課題 - 民法改正に関する各党のアンケート回答を扱った本文について、最後の文に続く部分を執筆してください。

提示された本文 -
ジェンダー平等アンケートですが、今度は民法改正に
かかわるところを見て行きたいと思います。
「「ジェンダー平等政策」を求めるキャンペーンのよびかけ人・賛同人は
24団体280人になりました」
政策リスト回答書・政策カテゴリー別
民法改正に関係する設問は
(13)選択的夫婦別姓の実現
(14)婚姻年齢の男女の統一・再婚禁止期間の廃止
(15)婚外子の相続差別の撤廃
の3つがあります。



民主、国民の生活が第一、社民、共産、緑の党の5つの党は、
(13)、(14)、(15)の3つとも、2点の「賛成」です。
公明党は(13)と(15)は「賛成」で、(14)の婚姻年齢と
再婚禁止期間だけ1点の「どちらかといえば賛成」です。
公明党が(14)でなぜすこし消極的なのかはわからないです。

(要素の位置データ)
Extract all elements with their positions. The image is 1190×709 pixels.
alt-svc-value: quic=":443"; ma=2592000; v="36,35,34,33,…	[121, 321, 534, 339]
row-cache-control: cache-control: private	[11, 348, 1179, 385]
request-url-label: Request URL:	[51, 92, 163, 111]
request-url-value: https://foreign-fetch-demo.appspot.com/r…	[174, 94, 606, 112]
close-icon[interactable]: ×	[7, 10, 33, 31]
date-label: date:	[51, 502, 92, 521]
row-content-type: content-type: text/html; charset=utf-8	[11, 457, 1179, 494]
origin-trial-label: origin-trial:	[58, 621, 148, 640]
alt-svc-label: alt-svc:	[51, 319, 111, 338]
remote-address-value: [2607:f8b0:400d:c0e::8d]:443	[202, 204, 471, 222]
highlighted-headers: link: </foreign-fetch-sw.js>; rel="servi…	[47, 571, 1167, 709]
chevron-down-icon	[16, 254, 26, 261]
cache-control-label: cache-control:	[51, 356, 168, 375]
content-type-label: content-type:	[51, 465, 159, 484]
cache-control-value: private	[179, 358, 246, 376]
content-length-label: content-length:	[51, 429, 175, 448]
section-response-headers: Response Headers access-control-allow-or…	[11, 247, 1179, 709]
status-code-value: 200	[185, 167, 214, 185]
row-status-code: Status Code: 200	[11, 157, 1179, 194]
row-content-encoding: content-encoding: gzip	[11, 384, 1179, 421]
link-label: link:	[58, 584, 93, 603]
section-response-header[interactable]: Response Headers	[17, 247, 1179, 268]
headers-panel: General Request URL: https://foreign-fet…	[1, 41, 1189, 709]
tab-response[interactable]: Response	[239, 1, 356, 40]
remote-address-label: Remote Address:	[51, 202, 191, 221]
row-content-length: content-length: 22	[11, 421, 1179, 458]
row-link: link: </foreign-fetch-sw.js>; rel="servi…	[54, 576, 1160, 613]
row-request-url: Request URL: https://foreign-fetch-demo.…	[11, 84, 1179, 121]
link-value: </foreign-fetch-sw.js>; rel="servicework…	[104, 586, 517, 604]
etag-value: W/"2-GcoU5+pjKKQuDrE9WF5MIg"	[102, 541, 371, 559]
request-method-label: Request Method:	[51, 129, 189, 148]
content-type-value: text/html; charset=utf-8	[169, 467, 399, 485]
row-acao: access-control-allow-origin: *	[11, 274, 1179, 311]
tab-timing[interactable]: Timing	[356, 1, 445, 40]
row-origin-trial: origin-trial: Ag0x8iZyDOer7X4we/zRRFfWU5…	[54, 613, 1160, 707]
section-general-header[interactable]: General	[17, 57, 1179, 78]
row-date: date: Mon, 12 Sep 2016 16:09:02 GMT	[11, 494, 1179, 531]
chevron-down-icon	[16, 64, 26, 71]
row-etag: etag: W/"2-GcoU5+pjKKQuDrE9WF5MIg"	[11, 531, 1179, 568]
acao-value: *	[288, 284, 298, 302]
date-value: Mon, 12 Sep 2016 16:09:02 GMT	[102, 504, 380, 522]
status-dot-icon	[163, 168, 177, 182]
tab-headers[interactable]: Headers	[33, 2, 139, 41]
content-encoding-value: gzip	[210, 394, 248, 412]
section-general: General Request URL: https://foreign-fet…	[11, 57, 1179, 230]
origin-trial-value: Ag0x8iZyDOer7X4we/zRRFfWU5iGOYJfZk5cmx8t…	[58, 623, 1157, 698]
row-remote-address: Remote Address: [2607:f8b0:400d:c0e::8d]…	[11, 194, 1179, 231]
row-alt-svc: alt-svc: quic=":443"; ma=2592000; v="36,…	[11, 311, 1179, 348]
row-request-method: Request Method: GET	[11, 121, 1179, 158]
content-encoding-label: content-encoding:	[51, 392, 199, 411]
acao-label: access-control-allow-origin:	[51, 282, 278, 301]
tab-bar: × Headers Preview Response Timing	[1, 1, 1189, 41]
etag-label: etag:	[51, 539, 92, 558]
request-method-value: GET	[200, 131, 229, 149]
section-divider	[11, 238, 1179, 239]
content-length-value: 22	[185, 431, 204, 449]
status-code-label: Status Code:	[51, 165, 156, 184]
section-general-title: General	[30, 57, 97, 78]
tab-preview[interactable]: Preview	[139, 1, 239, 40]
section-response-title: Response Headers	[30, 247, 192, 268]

...

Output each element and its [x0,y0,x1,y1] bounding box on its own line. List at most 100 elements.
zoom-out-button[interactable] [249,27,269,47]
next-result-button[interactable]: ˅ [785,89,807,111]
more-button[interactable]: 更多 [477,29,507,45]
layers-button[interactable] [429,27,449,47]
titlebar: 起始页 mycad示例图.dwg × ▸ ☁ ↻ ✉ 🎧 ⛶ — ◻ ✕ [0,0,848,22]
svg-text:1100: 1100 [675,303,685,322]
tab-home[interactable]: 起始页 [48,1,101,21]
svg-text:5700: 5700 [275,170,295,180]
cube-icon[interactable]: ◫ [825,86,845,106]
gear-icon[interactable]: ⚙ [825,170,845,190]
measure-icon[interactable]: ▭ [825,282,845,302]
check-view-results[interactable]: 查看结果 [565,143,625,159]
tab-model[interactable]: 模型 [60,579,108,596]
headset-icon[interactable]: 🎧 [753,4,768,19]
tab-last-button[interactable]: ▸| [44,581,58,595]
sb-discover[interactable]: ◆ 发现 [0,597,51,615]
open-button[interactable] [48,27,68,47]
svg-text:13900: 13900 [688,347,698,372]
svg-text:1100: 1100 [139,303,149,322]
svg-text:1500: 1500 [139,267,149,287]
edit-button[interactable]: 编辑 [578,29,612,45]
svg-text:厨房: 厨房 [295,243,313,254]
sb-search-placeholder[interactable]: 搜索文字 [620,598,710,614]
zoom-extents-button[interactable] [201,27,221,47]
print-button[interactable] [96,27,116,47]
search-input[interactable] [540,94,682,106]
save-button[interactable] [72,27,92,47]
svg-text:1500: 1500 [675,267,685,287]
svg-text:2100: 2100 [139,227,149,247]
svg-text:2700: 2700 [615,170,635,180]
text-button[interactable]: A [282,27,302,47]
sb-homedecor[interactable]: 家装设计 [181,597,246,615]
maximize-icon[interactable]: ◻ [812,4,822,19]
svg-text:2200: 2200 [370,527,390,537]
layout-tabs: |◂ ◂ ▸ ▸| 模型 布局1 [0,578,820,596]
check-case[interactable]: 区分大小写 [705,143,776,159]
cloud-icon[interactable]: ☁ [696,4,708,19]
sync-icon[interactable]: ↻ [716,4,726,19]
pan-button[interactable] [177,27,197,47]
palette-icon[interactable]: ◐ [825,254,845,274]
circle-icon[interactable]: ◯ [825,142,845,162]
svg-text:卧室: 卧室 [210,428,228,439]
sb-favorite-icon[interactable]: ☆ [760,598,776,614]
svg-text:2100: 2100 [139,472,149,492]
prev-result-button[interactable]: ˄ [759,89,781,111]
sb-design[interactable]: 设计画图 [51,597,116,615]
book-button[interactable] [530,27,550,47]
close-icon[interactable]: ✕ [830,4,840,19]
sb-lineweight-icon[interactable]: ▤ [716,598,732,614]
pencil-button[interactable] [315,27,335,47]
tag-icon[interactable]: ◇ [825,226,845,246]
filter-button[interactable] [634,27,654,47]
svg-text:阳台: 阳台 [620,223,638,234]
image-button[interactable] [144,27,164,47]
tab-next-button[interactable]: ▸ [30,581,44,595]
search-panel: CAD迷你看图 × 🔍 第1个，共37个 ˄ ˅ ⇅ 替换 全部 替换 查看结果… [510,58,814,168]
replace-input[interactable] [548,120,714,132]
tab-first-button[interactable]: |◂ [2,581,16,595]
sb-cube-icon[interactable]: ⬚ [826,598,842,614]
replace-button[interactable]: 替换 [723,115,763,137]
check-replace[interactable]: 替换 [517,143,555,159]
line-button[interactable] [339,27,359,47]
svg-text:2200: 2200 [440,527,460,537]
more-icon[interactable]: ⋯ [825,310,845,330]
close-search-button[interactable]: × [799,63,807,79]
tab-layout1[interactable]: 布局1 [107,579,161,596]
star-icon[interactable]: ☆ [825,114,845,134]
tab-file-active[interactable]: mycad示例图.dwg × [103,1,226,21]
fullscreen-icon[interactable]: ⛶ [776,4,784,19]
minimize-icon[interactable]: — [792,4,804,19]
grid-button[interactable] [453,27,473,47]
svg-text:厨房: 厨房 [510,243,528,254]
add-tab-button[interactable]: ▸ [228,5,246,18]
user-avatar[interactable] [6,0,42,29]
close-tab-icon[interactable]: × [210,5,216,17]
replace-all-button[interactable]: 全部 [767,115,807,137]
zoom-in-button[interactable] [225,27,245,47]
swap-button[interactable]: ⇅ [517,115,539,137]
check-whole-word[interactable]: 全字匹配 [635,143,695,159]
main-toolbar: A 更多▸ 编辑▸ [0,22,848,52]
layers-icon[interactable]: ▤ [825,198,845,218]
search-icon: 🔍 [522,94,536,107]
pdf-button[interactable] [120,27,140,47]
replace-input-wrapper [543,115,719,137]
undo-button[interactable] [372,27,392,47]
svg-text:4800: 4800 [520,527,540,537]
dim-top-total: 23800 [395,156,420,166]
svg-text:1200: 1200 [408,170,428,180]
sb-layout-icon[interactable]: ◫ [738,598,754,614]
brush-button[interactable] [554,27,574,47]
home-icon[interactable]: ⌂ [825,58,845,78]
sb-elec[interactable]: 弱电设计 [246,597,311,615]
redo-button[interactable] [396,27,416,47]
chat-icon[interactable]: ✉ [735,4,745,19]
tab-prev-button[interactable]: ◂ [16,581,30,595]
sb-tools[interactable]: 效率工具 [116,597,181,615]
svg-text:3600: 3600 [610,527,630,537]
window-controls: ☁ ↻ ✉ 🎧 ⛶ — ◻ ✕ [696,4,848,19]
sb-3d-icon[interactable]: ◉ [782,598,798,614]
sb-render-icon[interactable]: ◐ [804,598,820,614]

期待される出力 -
それでも上記6党が、基本的に民法改正に積極的なのは、予想通りでしょう。
自民、国民新、維新の3党は、(13)、(14)、(15)に対して、
-2点の「反対」か-1点の「どちらかといえば反対」と答えています。
(維新は(15)の婚外子だけ、無回答の0点です。)
前のエントリでもしめしたように、これら3党は、
全体的にジェンダー平等に対して消極的です。
民法改正に対しても理解がないのも、予想通りだと思います。
いささか気になるのが「未来の党」です。
(13)、(14)、(15)のいずれも、1点の「どちらかといえば賛成」です。
国民の生活が第一は全部2点の「賛成」ですから、
合流元の政党より、消極的になったことになります。
そして、(13)、(14)、(15)のいずれにも、
「今後党内で議論していく」とコメントが付いています。
前のエントリでも触れましたが、新党なので党内での議論が
ふじゅうぶんで意見がまとまっていない、ということなのでしょう。
そして、これも前のエントリで、わたしが推測したことですが、
党内で意見がまとまらなくなったのは、
「減税」から来た議員が原因ではないかと思われます。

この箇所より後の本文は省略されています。